In recent times, increasing numbers of families go through separation and divorce and the effects on children may vary from mild emotional problems to severe psychological problems. Parents have a crucial role in getting their children through this trying time as best as possible.
Parents can help their children cope with their divorce by giving them stability at home and making sure the children’s physical and emotional needs are looked after and they are given reassurance. Thus parents should make sure they look after their own needs and try to work with their ex spouse as amicably as possible. Children will be able to go on with their lives if they feel that they are still loved by both parents
Parents themselves may feel unsure about the best way to help their children get through their divorce or separation. Parents need to prepare their children so they can get through this period successfully and help them to emerge from it feeling loved, confident and strong.
Letting children know about the divorce
Letting children know that the parents are getting divorced are one of the most difficult things parents will have to do, Parents should prepare what they are going to say and make sure they have planned for any questions their children may have
What to say and how to say it
- Parents should acknowledge to their children that some things will be different and there will be changes in their lives. Let them know that together you can deal with each the changes as you go along.
- Be honest and explain in a way that your children can understand
- Try to tailor your explanations in an age appropriate way
- Let your children know that you still love them
- Talk about the changes that will happen e.g living arrangements but don’t overwhelm them with details
Avoid blaming your spouse
- Show restraint. Be respectful of your spouse when giving the reasons for the separation.
- Be honest to your children but try not to blame your spouse even though the parting may have been bitter.
- Try to agree on an explanation for the divorce
- Tell your children before changes in living arrangements occur and try to tell your children together if possible
Help your children express their feelings
- Be supportive towards your children, allow them to express their emotions. They may feel sad or angry or feel a sense of loss
- Listen to your childrens’ fears and encourage them to talk about what they are feeling and their worries
- Try not to get angry if your children act out when they first hear about the divorce. It’s hard for children to express what they are going through and they may take it out on you initially
- Reassure your children and assure them that you are willing to listen.
Helping to clear misunderstandings
- Children may have misconceptions that they are the cause of the divorce because of their behaviour etc.
- It is important to let them know the reason for the divorce so that they understand that they are not responsible
- Children may appear to understand then later don’t seem to be able to accept the situation. Parents have to be patient and allow them to process it at their own pace
Helping children cope with divorce
- Both parents should consistently be there for the children and reassure them that they are still loved
- Physical forms of affection like hugs, pats on the back or physical closeness can make children feel supported
- Acknowledge that the situation will be difficult initially but things will work out eventually
- Provide stability for your children. Having regular routines at each parent’s house will make children feel more secure.

▶ **Task details**:
According to the guidance on helping children through divorce, what will make children feel more secure?

▶ **Given entries**:
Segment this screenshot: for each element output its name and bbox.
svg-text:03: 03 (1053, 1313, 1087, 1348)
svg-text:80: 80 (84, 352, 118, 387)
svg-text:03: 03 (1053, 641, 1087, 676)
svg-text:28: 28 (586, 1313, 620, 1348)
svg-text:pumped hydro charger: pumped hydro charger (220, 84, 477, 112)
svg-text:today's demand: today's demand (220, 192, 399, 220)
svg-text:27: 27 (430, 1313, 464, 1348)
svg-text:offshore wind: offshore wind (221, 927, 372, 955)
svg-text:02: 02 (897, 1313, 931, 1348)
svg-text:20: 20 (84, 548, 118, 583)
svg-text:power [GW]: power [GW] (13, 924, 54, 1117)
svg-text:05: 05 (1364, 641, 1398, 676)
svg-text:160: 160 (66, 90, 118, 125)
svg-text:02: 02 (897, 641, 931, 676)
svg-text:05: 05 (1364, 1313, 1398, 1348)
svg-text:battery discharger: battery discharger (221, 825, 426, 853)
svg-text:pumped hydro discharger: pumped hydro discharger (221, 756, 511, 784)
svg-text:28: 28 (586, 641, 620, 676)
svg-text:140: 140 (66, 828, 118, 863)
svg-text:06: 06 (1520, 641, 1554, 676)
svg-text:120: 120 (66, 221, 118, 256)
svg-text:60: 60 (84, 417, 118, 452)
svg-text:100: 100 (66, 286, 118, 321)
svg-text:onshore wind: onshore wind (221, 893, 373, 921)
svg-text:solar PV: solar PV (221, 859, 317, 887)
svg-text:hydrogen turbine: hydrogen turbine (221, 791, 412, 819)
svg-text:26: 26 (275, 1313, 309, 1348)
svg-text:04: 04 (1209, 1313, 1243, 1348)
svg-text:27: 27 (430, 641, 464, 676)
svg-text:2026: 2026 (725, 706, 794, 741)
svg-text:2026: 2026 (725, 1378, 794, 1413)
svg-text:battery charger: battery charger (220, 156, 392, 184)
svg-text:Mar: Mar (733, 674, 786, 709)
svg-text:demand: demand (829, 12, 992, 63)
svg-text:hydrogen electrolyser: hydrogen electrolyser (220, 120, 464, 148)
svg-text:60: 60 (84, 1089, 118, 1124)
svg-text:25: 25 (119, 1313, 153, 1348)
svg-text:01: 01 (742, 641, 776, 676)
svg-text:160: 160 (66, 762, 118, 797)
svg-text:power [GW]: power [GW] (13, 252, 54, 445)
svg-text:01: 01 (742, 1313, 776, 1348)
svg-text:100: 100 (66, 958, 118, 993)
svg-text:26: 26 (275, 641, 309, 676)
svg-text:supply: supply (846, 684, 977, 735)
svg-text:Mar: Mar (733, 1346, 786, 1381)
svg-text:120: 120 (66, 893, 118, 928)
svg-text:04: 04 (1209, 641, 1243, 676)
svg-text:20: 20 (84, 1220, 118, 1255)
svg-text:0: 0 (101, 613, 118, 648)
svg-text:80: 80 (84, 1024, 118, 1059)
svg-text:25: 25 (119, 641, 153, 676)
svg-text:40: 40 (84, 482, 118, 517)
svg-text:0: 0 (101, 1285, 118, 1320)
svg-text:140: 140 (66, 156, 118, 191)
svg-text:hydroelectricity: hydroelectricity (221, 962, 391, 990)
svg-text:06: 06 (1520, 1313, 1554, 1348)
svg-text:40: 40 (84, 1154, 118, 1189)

▶ **Answer box**:
Having regular routines at each parent's house will make children feel more secure.